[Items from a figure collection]

________________________________________

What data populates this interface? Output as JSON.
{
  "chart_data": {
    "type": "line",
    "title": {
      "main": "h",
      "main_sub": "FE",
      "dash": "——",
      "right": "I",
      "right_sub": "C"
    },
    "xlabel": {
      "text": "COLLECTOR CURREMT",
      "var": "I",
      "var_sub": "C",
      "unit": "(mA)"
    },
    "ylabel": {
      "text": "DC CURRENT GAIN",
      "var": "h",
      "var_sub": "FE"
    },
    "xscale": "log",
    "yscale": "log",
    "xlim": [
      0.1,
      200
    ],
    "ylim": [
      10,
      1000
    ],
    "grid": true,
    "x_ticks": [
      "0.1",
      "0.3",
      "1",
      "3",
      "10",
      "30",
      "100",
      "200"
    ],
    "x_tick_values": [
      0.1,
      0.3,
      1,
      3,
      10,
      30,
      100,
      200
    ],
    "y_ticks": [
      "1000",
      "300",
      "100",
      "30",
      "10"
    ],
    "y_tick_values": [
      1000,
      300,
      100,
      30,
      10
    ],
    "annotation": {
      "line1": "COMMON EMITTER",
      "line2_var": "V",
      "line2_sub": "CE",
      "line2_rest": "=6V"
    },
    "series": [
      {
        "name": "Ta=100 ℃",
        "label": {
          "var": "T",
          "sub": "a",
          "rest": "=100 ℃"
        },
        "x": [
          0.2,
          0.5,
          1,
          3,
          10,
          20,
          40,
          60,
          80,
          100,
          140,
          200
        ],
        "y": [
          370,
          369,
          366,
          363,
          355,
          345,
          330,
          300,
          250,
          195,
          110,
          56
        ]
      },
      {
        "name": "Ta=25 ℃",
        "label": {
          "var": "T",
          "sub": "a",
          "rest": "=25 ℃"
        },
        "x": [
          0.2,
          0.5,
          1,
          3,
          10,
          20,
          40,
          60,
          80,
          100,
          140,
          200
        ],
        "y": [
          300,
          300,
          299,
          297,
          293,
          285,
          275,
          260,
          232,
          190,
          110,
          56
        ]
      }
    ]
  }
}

________________________________________

Can you reproduce all the material exactly?

What data populates this interface? Output as JSON.
{
  "chart_data": {
    "type": "line",
    "title": {
      "main": "h",
      "main_sub": "FE",
      "dash": "——",
      "right": "I",
      "right_sub": "C"
    },
    "xlabel": {
      "text": "COLLECTOR CURREMT",
      "var": "I",
      "var_sub": "C",
      "unit": "(mA)"
    },
    "ylabel": {
      "text": "DC CURRENT GAIN",
      "var": "h",
      "var_sub": "FE"
    },
    "xscale": "log",
    "yscale": "log",
    "xlim": [
      0.1,
      200
    ],
    "ylim": [
      10,
      1000
    ],
    "grid": true,
    "x_ticks": [
      "0.1",
      "0.3",
      "1",
      "3",
      "10",
      "30",
      "100",
      "200"
    ],
    "x_tick_values": [
      0.1,
      0.3,
      1,
      3,
      10,
      30,
      100,
      200
    ],
    "y_ticks": [
      "1000",
      "300",
      "100",
      "30",
      "10"
    ],
    "y_tick_values": [
      1000,
      300,
      100,
      30,
      10
    ],
    "annotation": {
      "line1": "COMMON EMITTER",
      "line2_var": "V",
      "line2_sub": "CE",
      "line2_rest": "=6V"
    },
    "series": [
      {
        "name": "Ta=100 ℃",
        "label": {
          "var": "T",
          "sub": "a",
          "rest": "=100 ℃"
        },
        "x": [
          0.2,
          0.5,
          1,
          3,
          10,
          20,
          40,
          60,
          80,
          100,
          140,
          200
        ],
        "y": [
          370,
          369,
          366,
          363,
          355,
          345,
          330,
          300,
          250,
          195,
          110,
          56
        ]
      },
      {
        "name": "Ta=25 ℃",
        "label": {
          "var": "T",
          "sub": "a",
          "rest": "=25 ℃"
        },
        "x": [
          0.2,
          0.5,
          1,
          3,
          10,
          20,
          40,
          60,
          80,
          100,
          140,
          200
        ],
        "y": [
          300,
          300,
          299,
          297,
          293,
          285,
          275,
          260,
          232,
          190,
          110,
          56
        ]
      }
    ]
  }
}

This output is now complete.